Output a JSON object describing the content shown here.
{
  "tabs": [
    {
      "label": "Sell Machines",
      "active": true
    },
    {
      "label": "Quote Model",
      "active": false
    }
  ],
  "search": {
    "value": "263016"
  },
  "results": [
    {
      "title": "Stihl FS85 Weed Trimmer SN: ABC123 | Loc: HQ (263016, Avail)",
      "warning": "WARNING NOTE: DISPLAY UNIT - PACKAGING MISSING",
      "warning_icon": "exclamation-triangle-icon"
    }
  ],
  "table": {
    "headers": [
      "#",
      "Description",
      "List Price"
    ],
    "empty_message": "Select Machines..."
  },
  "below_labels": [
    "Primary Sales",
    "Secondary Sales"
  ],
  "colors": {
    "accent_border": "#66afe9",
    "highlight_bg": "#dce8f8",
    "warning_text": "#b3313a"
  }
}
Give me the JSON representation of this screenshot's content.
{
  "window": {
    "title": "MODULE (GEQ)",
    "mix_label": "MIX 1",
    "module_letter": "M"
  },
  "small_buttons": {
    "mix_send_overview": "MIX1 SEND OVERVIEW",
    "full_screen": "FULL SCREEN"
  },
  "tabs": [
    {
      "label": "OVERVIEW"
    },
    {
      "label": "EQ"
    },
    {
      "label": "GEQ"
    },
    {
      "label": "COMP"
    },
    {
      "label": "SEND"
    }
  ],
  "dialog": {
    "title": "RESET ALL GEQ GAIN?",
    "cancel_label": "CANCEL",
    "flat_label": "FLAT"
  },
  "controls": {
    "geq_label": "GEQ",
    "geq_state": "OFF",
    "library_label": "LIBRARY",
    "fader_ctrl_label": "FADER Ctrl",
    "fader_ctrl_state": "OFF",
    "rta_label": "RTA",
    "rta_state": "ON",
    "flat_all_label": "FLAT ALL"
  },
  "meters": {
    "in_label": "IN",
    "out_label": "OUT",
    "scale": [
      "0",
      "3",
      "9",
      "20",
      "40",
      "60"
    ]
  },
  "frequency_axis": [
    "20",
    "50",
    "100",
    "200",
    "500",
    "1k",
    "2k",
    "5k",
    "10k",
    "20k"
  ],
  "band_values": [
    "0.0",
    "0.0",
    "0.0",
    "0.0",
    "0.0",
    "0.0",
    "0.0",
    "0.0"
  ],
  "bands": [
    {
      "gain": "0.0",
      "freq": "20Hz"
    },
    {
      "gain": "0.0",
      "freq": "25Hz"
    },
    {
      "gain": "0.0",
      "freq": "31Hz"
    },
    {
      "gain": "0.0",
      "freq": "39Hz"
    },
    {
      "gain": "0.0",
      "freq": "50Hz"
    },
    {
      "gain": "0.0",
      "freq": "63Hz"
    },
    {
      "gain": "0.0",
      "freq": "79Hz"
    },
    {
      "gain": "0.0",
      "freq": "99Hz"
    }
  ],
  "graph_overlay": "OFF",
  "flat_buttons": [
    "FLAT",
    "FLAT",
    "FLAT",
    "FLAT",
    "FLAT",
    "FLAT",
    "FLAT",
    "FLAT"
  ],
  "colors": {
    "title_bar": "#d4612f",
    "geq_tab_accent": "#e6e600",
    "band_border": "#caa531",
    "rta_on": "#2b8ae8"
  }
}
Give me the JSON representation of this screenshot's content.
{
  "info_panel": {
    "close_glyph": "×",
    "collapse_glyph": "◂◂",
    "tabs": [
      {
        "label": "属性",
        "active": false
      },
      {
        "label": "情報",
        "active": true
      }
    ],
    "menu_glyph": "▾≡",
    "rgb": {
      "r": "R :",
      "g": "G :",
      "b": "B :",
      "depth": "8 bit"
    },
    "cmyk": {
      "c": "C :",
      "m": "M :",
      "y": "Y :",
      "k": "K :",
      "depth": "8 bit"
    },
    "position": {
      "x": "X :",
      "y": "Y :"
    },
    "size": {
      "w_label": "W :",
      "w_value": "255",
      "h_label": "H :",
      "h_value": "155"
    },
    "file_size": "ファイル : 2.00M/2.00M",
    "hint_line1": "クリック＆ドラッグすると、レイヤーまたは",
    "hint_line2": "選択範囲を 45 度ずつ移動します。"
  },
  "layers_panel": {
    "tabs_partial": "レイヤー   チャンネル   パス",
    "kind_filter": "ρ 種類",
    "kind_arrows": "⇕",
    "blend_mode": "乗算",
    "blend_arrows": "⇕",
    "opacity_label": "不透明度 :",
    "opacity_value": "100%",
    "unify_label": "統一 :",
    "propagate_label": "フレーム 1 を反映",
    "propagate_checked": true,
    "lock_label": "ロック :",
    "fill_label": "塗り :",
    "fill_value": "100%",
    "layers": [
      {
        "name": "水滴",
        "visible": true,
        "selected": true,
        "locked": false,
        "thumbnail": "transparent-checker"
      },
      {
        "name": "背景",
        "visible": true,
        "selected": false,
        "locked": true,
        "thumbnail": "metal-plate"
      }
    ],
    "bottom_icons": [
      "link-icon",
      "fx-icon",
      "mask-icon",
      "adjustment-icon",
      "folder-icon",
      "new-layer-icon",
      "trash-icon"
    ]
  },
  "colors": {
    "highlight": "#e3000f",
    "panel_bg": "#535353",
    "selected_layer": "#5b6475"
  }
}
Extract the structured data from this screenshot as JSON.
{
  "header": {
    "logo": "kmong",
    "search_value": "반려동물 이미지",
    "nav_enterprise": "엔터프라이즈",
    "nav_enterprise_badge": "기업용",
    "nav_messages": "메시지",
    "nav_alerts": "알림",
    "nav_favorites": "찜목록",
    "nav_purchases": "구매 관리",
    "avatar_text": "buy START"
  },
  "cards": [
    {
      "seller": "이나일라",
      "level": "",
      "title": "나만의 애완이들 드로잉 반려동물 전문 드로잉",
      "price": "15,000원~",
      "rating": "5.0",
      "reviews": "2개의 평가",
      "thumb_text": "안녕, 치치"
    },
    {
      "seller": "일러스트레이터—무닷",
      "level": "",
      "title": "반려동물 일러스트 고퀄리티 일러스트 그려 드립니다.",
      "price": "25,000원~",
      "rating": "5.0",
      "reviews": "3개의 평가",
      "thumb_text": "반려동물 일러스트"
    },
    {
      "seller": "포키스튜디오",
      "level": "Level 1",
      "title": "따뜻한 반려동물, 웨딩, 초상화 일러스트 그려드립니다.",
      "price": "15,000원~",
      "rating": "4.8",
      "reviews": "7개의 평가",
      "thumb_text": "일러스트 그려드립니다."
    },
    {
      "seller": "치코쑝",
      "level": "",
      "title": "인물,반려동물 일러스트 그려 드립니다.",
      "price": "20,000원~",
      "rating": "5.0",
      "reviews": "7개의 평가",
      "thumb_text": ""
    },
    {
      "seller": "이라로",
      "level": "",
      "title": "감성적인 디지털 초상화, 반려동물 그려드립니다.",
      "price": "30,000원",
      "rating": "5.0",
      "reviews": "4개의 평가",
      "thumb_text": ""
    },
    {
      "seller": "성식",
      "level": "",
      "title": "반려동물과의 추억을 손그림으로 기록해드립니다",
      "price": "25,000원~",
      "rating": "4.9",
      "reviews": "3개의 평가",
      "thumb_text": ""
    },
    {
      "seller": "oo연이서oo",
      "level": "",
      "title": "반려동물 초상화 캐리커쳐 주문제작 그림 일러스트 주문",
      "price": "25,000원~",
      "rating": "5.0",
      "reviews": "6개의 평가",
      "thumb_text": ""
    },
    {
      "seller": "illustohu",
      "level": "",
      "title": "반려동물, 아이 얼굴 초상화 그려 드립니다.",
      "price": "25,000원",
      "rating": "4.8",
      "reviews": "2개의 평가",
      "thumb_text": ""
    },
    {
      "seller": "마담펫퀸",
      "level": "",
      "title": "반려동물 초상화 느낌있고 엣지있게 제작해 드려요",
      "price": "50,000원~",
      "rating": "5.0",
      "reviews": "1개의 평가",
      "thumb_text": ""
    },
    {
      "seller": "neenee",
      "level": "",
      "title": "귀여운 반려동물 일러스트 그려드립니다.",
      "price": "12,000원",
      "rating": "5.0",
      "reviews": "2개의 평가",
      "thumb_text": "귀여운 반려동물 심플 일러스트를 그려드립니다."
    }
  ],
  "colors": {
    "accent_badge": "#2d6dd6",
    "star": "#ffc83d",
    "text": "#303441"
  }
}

_Exercise objective_
In the data above, how many lines contain the string "false"? Answer with the number only.

_Task solution_
4